__PROBLEM STATEMENT__
Write out all of the lines below, exactly and completely.

Dataset entries on figures:
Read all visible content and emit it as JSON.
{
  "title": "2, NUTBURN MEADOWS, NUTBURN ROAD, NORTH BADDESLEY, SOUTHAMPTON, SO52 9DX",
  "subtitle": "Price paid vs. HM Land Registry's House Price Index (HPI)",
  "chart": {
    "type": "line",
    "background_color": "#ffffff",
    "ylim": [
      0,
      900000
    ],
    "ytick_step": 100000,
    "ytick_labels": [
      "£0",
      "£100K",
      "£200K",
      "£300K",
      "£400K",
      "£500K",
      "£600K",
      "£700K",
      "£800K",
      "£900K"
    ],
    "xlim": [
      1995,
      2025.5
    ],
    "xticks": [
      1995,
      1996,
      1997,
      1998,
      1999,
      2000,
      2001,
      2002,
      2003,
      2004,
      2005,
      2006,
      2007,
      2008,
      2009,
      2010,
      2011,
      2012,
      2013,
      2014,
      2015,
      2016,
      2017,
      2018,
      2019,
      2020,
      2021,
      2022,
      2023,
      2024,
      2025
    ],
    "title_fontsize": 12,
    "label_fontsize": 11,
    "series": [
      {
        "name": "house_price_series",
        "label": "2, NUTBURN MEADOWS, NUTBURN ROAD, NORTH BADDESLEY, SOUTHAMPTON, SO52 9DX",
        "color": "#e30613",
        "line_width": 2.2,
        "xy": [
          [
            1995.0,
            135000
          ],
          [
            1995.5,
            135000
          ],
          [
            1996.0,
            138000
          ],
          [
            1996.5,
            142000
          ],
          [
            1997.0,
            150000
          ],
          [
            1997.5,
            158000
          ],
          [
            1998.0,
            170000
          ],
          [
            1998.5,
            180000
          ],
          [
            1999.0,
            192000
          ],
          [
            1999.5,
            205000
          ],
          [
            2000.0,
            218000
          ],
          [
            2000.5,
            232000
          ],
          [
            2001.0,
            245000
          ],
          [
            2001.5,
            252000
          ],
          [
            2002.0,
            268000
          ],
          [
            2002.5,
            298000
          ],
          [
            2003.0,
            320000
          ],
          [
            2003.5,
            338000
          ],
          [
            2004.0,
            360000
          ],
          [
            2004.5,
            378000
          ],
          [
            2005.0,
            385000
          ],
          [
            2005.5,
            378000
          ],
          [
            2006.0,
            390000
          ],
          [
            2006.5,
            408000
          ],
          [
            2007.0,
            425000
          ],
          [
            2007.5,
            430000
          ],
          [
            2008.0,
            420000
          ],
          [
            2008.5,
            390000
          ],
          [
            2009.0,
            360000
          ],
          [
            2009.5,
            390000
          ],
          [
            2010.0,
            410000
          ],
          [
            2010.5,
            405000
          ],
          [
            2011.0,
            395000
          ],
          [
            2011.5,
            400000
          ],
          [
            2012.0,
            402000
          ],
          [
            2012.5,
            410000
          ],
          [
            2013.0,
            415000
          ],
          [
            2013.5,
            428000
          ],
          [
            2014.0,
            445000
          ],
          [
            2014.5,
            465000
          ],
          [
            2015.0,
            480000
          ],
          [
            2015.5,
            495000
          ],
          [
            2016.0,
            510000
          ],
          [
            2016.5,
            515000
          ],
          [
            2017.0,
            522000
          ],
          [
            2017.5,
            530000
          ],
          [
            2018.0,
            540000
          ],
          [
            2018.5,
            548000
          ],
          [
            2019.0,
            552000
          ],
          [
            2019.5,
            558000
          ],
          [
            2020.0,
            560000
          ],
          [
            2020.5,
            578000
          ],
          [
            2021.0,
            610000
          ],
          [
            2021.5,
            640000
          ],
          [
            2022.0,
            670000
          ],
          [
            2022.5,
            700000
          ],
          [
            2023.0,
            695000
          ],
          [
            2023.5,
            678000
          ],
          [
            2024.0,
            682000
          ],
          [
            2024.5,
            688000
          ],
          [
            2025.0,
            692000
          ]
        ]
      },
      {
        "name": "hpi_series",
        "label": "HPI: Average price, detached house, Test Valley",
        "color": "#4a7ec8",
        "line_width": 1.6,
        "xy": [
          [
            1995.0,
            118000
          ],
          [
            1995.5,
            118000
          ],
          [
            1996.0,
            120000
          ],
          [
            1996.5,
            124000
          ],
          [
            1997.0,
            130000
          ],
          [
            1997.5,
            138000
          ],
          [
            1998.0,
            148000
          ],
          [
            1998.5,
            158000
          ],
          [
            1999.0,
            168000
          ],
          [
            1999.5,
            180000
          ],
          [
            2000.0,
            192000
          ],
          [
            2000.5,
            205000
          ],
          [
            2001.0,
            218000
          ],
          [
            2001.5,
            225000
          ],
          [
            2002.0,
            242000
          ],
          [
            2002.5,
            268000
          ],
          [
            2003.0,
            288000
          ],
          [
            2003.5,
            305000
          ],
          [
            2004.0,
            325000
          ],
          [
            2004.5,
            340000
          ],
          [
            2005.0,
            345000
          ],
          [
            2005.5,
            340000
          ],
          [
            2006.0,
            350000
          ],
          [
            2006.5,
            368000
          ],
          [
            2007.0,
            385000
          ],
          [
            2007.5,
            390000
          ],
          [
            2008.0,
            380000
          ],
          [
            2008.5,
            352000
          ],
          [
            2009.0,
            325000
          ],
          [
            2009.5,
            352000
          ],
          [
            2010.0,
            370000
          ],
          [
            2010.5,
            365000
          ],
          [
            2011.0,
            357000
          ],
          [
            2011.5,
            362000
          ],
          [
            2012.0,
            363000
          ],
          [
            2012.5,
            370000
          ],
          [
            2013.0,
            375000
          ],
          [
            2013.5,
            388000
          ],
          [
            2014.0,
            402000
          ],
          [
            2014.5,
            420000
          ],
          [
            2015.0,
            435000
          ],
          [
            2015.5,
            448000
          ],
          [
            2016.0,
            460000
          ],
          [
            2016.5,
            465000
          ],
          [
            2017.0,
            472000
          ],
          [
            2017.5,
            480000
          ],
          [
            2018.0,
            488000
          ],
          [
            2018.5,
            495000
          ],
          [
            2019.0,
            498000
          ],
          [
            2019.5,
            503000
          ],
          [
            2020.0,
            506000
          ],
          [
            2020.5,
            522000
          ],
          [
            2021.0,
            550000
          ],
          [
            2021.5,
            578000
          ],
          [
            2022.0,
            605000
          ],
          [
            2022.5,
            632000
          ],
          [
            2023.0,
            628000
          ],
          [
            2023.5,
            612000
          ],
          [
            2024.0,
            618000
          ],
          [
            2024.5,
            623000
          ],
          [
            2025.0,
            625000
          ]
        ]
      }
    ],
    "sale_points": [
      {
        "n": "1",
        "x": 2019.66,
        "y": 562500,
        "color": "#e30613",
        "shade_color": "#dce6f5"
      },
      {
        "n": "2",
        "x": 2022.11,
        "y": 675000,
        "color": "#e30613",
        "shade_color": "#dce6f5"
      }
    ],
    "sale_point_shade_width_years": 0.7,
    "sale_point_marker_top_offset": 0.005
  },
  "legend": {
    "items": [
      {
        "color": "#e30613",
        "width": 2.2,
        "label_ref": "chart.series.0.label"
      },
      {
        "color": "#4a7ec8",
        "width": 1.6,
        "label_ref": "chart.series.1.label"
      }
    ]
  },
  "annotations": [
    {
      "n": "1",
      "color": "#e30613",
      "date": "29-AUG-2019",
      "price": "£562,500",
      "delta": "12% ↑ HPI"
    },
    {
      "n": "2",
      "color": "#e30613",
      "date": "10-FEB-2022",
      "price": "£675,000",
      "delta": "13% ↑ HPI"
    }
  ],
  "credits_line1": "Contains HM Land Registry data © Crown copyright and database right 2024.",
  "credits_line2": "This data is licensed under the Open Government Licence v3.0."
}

__SOLUTION TO THIS EXERCISE__
Read all visible content and emit it as JSON.
{
  "title": "2, NUTBURN MEADOWS, NUTBURN ROAD, NORTH BADDESLEY, SOUTHAMPTON, SO52 9DX",
  "subtitle": "Price paid vs. HM Land Registry's House Price Index (HPI)",
  "chart": {
    "type": "line",
    "background_color": "#ffffff",
    "ylim": [
      0,
      900000
    ],
    "ytick_step": 100000,
    "ytick_labels": [
      "£0",
      "£100K",
      "£200K",
      "£300K",
      "£400K",
      "£500K",
      "£600K",
      "£700K",
      "£800K",
      "£900K"
    ],
    "xlim": [
      1995,
      2025.5
    ],
    "xticks": [
      1995,
      1996,
      1997,
      1998,
      1999,
      2000,
      2001,
      2002,
      2003,
      2004,
      2005,
      2006,
      2007,
      2008,
      2009,
      2010,
      2011,
      2012,
      2013,
      2014,
      2015,
      2016,
      2017,
      2018,
      2019,
      2020,
      2021,
      2022,
      2023,
      2024,
      2025
    ],
    "title_fontsize": 12,
    "label_fontsize": 11,
    "series": [
      {
        "name": "house_price_series",
        "label": "2, NUTBURN MEADOWS, NUTBURN ROAD, NORTH BADDESLEY, SOUTHAMPTON, SO52 9DX",
        "color": "#e30613",
        "line_width": 2.2,
        "xy": [
          [
            1995.0,
            135000
          ],
          [
            1995.5,
            135000
          ],
          [
            1996.0,
            138000
          ],
          [
            1996.5,
            142000
          ],
          [
            1997.0,
            150000
          ],
          [
            1997.5,
            158000
          ],
          [
            1998.0,
            170000
          ],
          [
            1998.5,
            180000
          ],
          [
            1999.0,
            192000
          ],
          [
            1999.5,
            205000
          ],
          [
            2000.0,
            218000
          ],
          [
            2000.5,
            232000
          ],
          [
            2001.0,
            245000
          ],
          [
            2001.5,
            252000
          ],
          [
            2002.0,
            268000
          ],
          [
            2002.5,
            298000
          ],
          [
            2003.0,
            320000
          ],
          [
            2003.5,
            338000
          ],
          [
            2004.0,
            360000
          ],
          [
            2004.5,
            378000
          ],
          [
            2005.0,
            385000
          ],
          [
            2005.5,
            378000
          ],
          [
            2006.0,
            390000
          ],
          [
            2006.5,
            408000
          ],
          [
            2007.0,
            425000
          ],
          [
            2007.5,
            430000
          ],
          [
            2008.0,
            420000
          ],
          [
            2008.5,
            390000
          ],
          [
            2009.0,
            360000
          ],
          [
            2009.5,
            390000
          ],
          [
            2010.0,
            410000
          ],
          [
            2010.5,
            405000
          ],
          [
            2011.0,
            395000
          ],
          [
            2011.5,
            400000
          ],
          [
            2012.0,
            402000
          ],
          [
            2012.5,
            410000
          ],
          [
            2013.0,
            415000
          ],
          [
            2013.5,
            428000
          ],
          [
            2014.0,
            445000
          ],
          [
            2014.5,
            465000
          ],
          [
            2015.0,
            480000
          ],
          [
            2015.5,
            495000
          ],
          [
            2016.0,
            510000
          ],
          [
            2016.5,
            515000
          ],
          [
            2017.0,
            522000
          ],
          [
            2017.5,
            530000
          ],
          [
            2018.0,
            540000
          ],
          [
            2018.5,
            548000
          ],
          [
            2019.0,
            552000
          ],
          [
            2019.5,
            558000
          ],
          [
            2020.0,
            560000
          ],
          [
            2020.5,
            578000
          ],
          [
            2021.0,
            610000
          ],
          [
            2021.5,
            640000
          ],
          [
            2022.0,
            670000
          ],
          [
            2022.5,
            700000
          ],
          [
            2023.0,
            695000
          ],
          [
            2023.5,
            678000
          ],
          [
            2024.0,
            682000
          ],
          [
            2024.5,
            688000
          ],
          [
            2025.0,
            692000
          ]
        ]
      },
      {
        "name": "hpi_series",
        "label": "HPI: Average price, detached house, Test Valley",
        "color": "#4a7ec8",
        "line_width": 1.6,
        "xy": [
          [
            1995.0,
            118000
          ],
          [
            1995.5,
            118000
          ],
          [
            1996.0,
            120000
          ],
          [
            1996.5,
            124000
          ],
          [
            1997.0,
            130000
          ],
          [
            1997.5,
            138000
          ],
          [
            1998.0,
            148000
          ],
          [
            1998.5,
            158000
          ],
          [
            1999.0,
            168000
          ],
          [
            1999.5,
            180000
          ],
          [
            2000.0,
            192000
          ],
          [
            2000.5,
            205000
          ],
          [
            2001.0,
            218000
          ],
          [
            2001.5,
            225000
          ],
          [
            2002.0,
            242000
          ],
          [
            2002.5,
            268000
          ],
          [
            2003.0,
            288000
          ],
          [
            2003.5,
            305000
          ],
          [
            2004.0,
            325000
          ],
          [
            2004.5,
            340000
          ],
          [
            2005.0,
            345000
          ],
          [
            2005.5,
            340000
          ],
          [
            2006.0,
            350000
          ],
          [
            2006.5,
            368000
          ],
          [
            2007.0,
            385000
          ],
          [
            2007.5,
            390000
          ],
          [
            2008.0,
            380000
          ],
          [
            2008.5,
            352000
          ],
          [
            2009.0,
            325000
          ],
          [
            2009.5,
            352000
          ],
          [
            2010.0,
            370000
          ],
          [
            2010.5,
            365000
          ],
          [
            2011.0,
            357000
          ],
          [
            2011.5,
            362000
          ],
          [
            2012.0,
            363000
          ],
          [
            2012.5,
            370000
          ],
          [
            2013.0,
            375000
          ],
          [
            2013.5,
            388000
          ],
          [
            2014.0,
            402000
          ],
          [
            2014.5,
            420000
          ],
          [
            2015.0,
            435000
          ],
          [
            2015.5,
            448000
          ],
          [
            2016.0,
            460000
          ],
          [
            2016.5,
            465000
          ],
          [
            2017.0,
            472000
          ],
          [
            2017.5,
            480000
          ],
          [
            2018.0,
            488000
          ],
          [
            2018.5,
            495000
          ],
          [
            2019.0,
            498000
          ],
          [
            2019.5,
            503000
          ],
          [
            2020.0,
            506000
          ],
          [
            2020.5,
            522000
          ],
          [
            2021.0,
            550000
          ],
          [
            2021.5,
            578000
          ],
          [
            2022.0,
            605000
          ],
          [
            2022.5,
            632000
          ],
          [
            2023.0,
            628000
          ],
          [
            2023.5,
            612000
          ],
          [
            2024.0,
            618000
          ],
          [
            2024.5,
            623000
          ],
          [
            2025.0,
            625000
          ]
        ]
      }
    ],
    "sale_points": [
      {
        "n": "1",
        "x": 2019.66,
        "y": 562500,
        "color": "#e30613",
        "shade_color": "#dce6f5"
      },
      {
        "n": "2",
        "x": 2022.11,
        "y": 675000,
        "color": "#e30613",
        "shade_color": "#dce6f5"
      }
    ],
    "sale_point_shade_width_years": 0.7,
    "sale_point_marker_top_offset": 0.005
  },
  "legend": {
    "items": [
      {
        "color": "#e30613",
        "width": 2.2,
        "label_ref": "chart.series.0.label"
      },
      {
        "color": "#4a7ec8",
        "width": 1.6,
        "label_ref": "chart.series.1.label"
      }
    ]
  },
  "annotations": [
    {
      "n": "1",
      "color": "#e30613",
      "date": "29-AUG-2019",
      "price": "£562,500",
      "delta": "12% ↑ HPI"
    },
    {
      "n": "2",
      "color": "#e30613",
      "date": "10-FEB-2022",
      "price": "£675,000",
      "delta": "13% ↑ HPI"
    }
  ],
  "credits_line1": "Contains HM Land Registry data © Crown copyright and database right 2024.",
  "credits_line2": "This data is licensed under the Open Government Licence v3.0."
}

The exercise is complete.